Exercise –
In the entries below, find every line with "along" and copy it.

Dataset rows –
○ ○ ○ ○ ○ ○ ○

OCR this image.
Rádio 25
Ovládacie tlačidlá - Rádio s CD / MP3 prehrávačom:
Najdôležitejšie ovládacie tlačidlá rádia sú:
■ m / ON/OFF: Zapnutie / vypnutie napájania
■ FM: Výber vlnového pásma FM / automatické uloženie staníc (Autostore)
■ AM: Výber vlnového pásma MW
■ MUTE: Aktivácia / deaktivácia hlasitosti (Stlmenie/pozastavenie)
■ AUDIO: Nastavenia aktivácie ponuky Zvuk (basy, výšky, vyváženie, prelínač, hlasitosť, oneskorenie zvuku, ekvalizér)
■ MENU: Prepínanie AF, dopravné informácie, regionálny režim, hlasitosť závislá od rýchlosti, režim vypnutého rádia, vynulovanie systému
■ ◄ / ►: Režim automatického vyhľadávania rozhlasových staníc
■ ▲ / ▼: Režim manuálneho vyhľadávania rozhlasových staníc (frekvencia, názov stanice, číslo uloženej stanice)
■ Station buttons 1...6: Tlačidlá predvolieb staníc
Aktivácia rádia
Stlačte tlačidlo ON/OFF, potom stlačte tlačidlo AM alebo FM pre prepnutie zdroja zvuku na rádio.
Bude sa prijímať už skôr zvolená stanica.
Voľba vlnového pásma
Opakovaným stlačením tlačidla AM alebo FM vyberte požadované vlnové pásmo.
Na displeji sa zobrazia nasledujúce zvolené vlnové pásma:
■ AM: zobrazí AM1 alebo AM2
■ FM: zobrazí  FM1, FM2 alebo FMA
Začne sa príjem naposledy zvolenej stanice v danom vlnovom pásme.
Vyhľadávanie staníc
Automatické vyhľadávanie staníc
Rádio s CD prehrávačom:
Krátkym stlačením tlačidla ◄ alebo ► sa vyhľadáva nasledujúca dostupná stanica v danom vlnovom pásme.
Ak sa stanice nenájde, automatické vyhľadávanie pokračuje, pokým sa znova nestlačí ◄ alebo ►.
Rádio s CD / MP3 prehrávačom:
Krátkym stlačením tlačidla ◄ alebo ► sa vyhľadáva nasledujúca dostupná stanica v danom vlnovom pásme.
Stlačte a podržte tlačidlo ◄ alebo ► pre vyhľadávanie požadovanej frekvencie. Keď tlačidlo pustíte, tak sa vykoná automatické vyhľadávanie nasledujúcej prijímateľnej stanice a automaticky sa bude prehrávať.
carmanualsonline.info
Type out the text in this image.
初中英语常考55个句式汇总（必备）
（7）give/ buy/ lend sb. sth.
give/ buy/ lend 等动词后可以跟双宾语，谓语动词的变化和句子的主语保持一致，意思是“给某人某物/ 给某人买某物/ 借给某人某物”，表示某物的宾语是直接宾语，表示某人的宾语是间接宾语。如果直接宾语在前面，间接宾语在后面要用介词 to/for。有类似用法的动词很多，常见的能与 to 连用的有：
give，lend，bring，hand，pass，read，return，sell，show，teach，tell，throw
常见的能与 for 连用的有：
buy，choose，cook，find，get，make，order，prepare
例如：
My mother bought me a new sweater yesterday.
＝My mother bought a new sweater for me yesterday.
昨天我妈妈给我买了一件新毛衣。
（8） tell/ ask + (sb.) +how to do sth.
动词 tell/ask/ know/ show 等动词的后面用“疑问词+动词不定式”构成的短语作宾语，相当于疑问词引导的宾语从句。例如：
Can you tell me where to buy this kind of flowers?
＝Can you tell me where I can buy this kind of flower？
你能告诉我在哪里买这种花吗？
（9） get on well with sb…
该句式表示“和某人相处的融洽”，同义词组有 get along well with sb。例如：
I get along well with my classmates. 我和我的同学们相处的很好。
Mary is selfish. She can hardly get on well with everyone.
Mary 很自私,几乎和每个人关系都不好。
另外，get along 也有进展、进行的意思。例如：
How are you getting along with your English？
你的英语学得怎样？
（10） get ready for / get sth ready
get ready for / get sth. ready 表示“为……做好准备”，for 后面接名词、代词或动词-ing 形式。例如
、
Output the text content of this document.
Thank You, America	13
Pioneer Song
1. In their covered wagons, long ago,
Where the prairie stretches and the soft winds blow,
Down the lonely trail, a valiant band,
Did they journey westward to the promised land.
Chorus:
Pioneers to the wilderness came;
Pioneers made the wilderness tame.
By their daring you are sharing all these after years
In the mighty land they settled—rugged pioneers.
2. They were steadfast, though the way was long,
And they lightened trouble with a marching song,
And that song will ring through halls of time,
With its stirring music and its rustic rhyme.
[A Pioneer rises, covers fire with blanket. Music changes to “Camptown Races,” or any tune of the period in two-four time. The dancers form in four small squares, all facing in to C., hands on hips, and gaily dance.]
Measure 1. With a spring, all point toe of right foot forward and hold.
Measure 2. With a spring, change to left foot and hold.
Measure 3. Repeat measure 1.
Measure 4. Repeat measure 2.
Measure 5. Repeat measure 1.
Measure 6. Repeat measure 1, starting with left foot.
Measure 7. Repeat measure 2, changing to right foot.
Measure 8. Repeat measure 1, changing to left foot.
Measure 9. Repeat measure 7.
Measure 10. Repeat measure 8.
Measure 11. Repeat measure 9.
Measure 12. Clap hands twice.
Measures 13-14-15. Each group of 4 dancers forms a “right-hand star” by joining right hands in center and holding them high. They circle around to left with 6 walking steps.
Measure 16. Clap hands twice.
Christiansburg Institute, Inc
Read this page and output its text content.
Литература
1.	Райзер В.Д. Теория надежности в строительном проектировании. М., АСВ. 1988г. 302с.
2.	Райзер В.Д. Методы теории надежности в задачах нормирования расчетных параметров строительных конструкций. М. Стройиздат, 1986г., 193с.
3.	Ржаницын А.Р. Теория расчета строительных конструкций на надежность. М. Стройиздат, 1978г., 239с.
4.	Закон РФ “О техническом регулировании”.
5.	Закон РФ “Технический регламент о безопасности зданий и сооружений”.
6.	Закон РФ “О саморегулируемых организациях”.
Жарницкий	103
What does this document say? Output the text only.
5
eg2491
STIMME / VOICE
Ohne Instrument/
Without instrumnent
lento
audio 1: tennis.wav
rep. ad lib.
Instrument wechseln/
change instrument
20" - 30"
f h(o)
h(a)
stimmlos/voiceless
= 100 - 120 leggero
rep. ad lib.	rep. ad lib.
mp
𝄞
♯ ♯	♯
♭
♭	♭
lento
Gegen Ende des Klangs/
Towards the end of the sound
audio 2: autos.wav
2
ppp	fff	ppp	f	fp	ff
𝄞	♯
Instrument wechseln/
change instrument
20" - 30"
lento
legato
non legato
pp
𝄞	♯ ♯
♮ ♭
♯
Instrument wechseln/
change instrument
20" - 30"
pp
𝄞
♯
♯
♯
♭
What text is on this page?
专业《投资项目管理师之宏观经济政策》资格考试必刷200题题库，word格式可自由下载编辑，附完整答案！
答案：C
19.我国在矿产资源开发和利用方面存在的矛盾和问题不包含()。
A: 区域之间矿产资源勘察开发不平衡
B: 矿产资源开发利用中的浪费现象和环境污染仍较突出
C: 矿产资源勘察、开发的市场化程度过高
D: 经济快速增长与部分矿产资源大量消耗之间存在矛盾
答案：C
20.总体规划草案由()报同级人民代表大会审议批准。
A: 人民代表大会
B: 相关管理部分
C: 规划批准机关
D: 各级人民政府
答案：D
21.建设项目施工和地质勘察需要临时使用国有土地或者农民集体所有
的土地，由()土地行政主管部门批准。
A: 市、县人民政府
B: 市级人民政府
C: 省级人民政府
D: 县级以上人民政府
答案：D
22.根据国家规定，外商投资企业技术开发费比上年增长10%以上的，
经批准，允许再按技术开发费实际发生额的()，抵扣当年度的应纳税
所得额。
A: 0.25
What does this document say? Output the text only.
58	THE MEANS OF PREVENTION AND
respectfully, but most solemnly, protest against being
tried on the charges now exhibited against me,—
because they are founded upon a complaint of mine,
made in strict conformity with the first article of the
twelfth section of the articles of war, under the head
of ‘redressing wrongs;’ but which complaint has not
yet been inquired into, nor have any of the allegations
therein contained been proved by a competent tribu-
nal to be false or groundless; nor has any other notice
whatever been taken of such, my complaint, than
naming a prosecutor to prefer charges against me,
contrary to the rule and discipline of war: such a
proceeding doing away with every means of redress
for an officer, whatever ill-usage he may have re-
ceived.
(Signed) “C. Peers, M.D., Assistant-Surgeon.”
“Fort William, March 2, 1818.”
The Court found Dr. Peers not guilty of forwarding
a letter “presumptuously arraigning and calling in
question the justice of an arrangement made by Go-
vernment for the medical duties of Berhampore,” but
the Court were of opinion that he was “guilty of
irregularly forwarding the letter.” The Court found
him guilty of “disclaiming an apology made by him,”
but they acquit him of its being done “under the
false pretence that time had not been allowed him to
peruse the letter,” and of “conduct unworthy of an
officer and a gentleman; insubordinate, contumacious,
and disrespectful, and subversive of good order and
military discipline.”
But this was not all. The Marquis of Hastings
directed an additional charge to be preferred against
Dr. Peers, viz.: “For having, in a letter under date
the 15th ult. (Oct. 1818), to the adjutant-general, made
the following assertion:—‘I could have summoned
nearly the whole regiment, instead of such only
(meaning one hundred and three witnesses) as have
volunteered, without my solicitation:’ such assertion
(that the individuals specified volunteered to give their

○ ○ ○ ○ ○ ○ ○

Written answer –
该句式表示“和某人相处的融洽”，同义词组有 get along well with sb。例如：
I get along well with my classmates. 我和我的同学们相处的很好。
另外，get along 也有进展、进行的意思。例如：
How are you getting along with your English？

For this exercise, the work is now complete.